[Stored items from a collection]

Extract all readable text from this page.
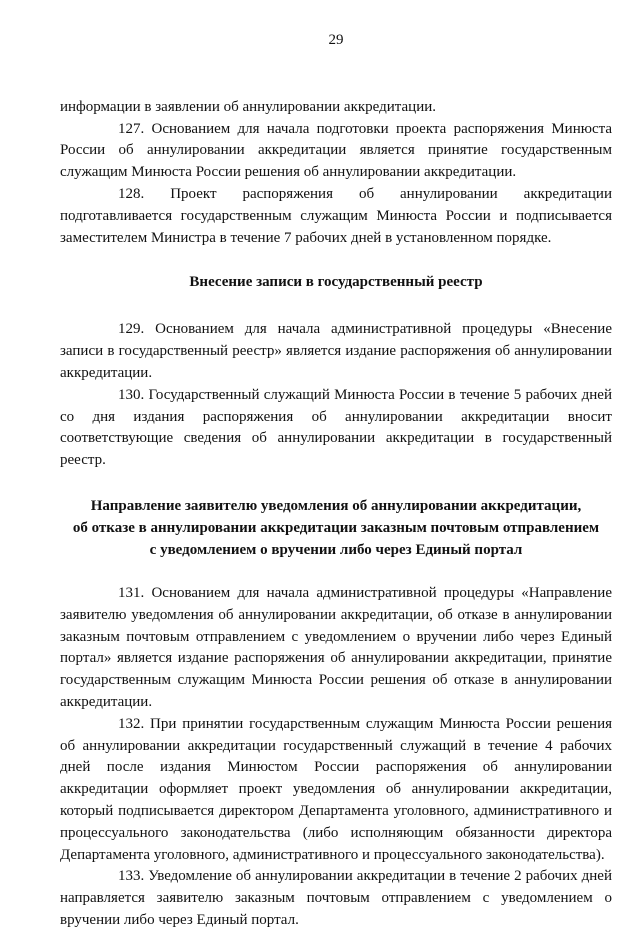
29

информации в заявлении об аннулировании аккредитации.

127. Основанием для начала подготовки проекта распоряжения Минюста России об аннулировании аккредитации является принятие государственным служащим Минюста России решения об аннулировании аккредитации.

128. Проект распоряжения об аннулировании аккредитации подготавливается государственным служащим Минюста России и подписывается заместителем Министра в течение 7 рабочих дней в установленном порядке.

Внесение записи в государственный реестр

129. Основанием для начала административной процедуры «Внесение записи в государственный реестр» является издание распоряжения об аннулировании аккредитации.

130. Государственный служащий Минюста России в течение 5 рабочих дней со дня издания распоряжения об аннулировании аккредитации вносит соответствующие сведения об аннулировании аккредитации в государственный реестр.

Направление заявителю уведомления об аннулировании аккредитации,
об отказе в аннулировании аккредитации заказным почтовым отправлением
с уведомлением о вручении либо через Единый портал

131. Основанием для начала административной процедуры «Направление заявителю уведомления об аннулировании аккредитации, об отказе в аннулировании заказным почтовым отправлением с уведомлением о вручении либо через Единый портал» является издание распоряжения об аннулировании аккредитации, принятие государственным служащим Минюста России решения об отказе в аннулировании аккредитации.

132. При принятии государственным служащим Минюста России решения об аннулировании аккредитации государственный служащий в течение 4 рабочих дней после издания Минюстом России распоряжения об аннулировании аккредитации оформляет проект уведомления об аннулировании аккредитации, который подписывается директором Департамента уголовного, административного и процессуального законодательства (либо исполняющим обязанности директора Департамента уголовного, административного и процессуального законодательства).

133. Уведомление об аннулировании аккредитации в течение 2 рабочих дней направляется заявителю заказным почтовым отправлением с уведомлением о вручении либо через Единый портал.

What needs to be done: Every record must be copied exactly, with images dropped from the result.

Answer to the task:
Extract all readable text from this page.
29

информации в заявлении об аннулировании аккредитации.

127. Основанием для начала подготовки проекта распоряжения Минюста России об аннулировании аккредитации является принятие государственным служащим Минюста России решения об аннулировании аккредитации.

128. Проект распоряжения об аннулировании аккредитации подготавливается государственным служащим Минюста России и подписывается заместителем Министра в течение 7 рабочих дней в установленном порядке.

Внесение записи в государственный реестр

129. Основанием для начала административной процедуры «Внесение записи в государственный реестр» является издание распоряжения об аннулировании аккредитации.

130. Государственный служащий Минюста России в течение 5 рабочих дней со дня издания распоряжения об аннулировании аккредитации вносит соответствующие сведения об аннулировании аккредитации в государственный реестр.

Направление заявителю уведомления об аннулировании аккредитации,
об отказе в аннулировании аккредитации заказным почтовым отправлением
с уведомлением о вручении либо через Единый портал

131. Основанием для начала административной процедуры «Направление заявителю уведомления об аннулировании аккредитации, об отказе в аннулировании заказным почтовым отправлением с уведомлением о вручении либо через Единый портал» является издание распоряжения об аннулировании аккредитации, принятие государственным служащим Минюста России решения об отказе в аннулировании аккредитации.

132. При принятии государственным служащим Минюста России решения об аннулировании аккредитации государственный служащий в течение 4 рабочих дней после издания Минюстом России распоряжения об аннулировании аккредитации оформляет проект уведомления об аннулировании аккредитации, который подписывается директором Департамента уголовного, административного и процессуального законодательства (либо исполняющим обязанности директора Департамента уголовного, административного и процессуального законодательства).

133. Уведомление об аннулировании аккредитации в течение 2 рабочих дней направляется заявителю заказным почтовым отправлением с уведомлением о вручении либо через Единый портал.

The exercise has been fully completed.